** Begin **

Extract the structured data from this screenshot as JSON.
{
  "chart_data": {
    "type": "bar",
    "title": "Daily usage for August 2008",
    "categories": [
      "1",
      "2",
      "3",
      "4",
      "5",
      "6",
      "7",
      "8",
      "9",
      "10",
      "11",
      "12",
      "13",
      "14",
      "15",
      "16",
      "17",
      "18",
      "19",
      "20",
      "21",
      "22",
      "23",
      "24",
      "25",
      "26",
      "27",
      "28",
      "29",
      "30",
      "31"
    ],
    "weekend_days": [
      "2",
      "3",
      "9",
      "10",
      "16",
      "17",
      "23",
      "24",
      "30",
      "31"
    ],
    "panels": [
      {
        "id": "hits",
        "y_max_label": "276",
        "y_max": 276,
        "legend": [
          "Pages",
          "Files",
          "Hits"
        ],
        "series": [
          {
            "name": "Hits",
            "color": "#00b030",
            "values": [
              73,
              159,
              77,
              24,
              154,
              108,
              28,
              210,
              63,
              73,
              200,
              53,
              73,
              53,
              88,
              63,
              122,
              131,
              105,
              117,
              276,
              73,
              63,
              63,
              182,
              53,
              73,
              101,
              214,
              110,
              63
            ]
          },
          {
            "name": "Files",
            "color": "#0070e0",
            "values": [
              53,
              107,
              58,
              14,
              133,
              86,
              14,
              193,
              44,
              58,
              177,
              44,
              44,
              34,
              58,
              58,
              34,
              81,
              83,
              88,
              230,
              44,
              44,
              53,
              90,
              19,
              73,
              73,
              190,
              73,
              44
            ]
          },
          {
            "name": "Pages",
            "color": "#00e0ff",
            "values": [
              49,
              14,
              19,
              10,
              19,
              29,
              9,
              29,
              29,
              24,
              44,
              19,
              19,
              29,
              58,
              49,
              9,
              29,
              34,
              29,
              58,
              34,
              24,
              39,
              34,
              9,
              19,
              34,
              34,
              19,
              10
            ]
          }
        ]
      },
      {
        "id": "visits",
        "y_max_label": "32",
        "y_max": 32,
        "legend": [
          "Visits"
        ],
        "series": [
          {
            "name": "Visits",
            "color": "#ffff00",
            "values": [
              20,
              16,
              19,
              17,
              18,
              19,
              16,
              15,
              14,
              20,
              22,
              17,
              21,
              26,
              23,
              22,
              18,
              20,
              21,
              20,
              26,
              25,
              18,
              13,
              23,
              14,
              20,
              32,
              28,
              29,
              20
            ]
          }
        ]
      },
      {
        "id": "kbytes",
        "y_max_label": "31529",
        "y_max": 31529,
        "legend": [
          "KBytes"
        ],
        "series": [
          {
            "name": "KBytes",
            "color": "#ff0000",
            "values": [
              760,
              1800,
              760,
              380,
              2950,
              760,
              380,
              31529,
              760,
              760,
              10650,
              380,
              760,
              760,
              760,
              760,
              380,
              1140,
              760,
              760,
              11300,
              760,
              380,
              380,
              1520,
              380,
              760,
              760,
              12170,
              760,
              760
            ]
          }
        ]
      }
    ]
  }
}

** End **

Exactly as written, please output every entry.

_Solution:_
Extract the structured data from this screenshot as JSON.
{
  "chart_data": {
    "type": "bar",
    "title": "Daily usage for August 2008",
    "categories": [
      "1",
      "2",
      "3",
      "4",
      "5",
      "6",
      "7",
      "8",
      "9",
      "10",
      "11",
      "12",
      "13",
      "14",
      "15",
      "16",
      "17",
      "18",
      "19",
      "20",
      "21",
      "22",
      "23",
      "24",
      "25",
      "26",
      "27",
      "28",
      "29",
      "30",
      "31"
    ],
    "weekend_days": [
      "2",
      "3",
      "9",
      "10",
      "16",
      "17",
      "23",
      "24",
      "30",
      "31"
    ],
    "panels": [
      {
        "id": "hits",
        "y_max_label": "276",
        "y_max": 276,
        "legend": [
          "Pages",
          "Files",
          "Hits"
        ],
        "series": [
          {
            "name": "Hits",
            "color": "#00b030",
            "values": [
              73,
              159,
              77,
              24,
              154,
              108,
              28,
              210,
              63,
              73,
              200,
              53,
              73,
              53,
              88,
              63,
              122,
              131,
              105,
              117,
              276,
              73,
              63,
              63,
              182,
              53,
              73,
              101,
              214,
              110,
              63
            ]
          },
          {
            "name": "Files",
            "color": "#0070e0",
            "values": [
              53,
              107,
              58,
              14,
              133,
              86,
              14,
              193,
              44,
              58,
              177,
              44,
              44,
              34,
              58,
              58,
              34,
              81,
              83,
              88,
              230,
              44,
              44,
              53,
              90,
              19,
              73,
              73,
              190,
              73,
              44
            ]
          },
          {
            "name": "Pages",
            "color": "#00e0ff",
            "values": [
              49,
              14,
              19,
              10,
              19,
              29,
              9,
              29,
              29,
              24,
              44,
              19,
              19,
              29,
              58,
              49,
              9,
              29,
              34,
              29,
              58,
              34,
              24,
              39,
              34,
              9,
              19,
              34,
              34,
              19,
              10
            ]
          }
        ]
      },
      {
        "id": "visits",
        "y_max_label": "32",
        "y_max": 32,
        "legend": [
          "Visits"
        ],
        "series": [
          {
            "name": "Visits",
            "color": "#ffff00",
            "values": [
              20,
              16,
              19,
              17,
              18,
              19,
              16,
              15,
              14,
              20,
              22,
              17,
              21,
              26,
              23,
              22,
              18,
              20,
              21,
              20,
              26,
              25,
              18,
              13,
              23,
              14,
              20,
              32,
              28,
              29,
              20
            ]
          }
        ]
      },
      {
        "id": "kbytes",
        "y_max_label": "31529",
        "y_max": 31529,
        "legend": [
          "KBytes"
        ],
        "series": [
          {
            "name": "KBytes",
            "color": "#ff0000",
            "values": [
              760,
              1800,
              760,
              380,
              2950,
              760,
              380,
              31529,
              760,
              760,
              10650,
              380,
              760,
              760,
              760,
              760,
              380,
              1140,
              760,
              760,
              11300,
              760,
              380,
              380,
              1520,
              380,
              760,
              760,
              12170,
              760,
              760
            ]
          }
        ]
      }
    ]
  }
}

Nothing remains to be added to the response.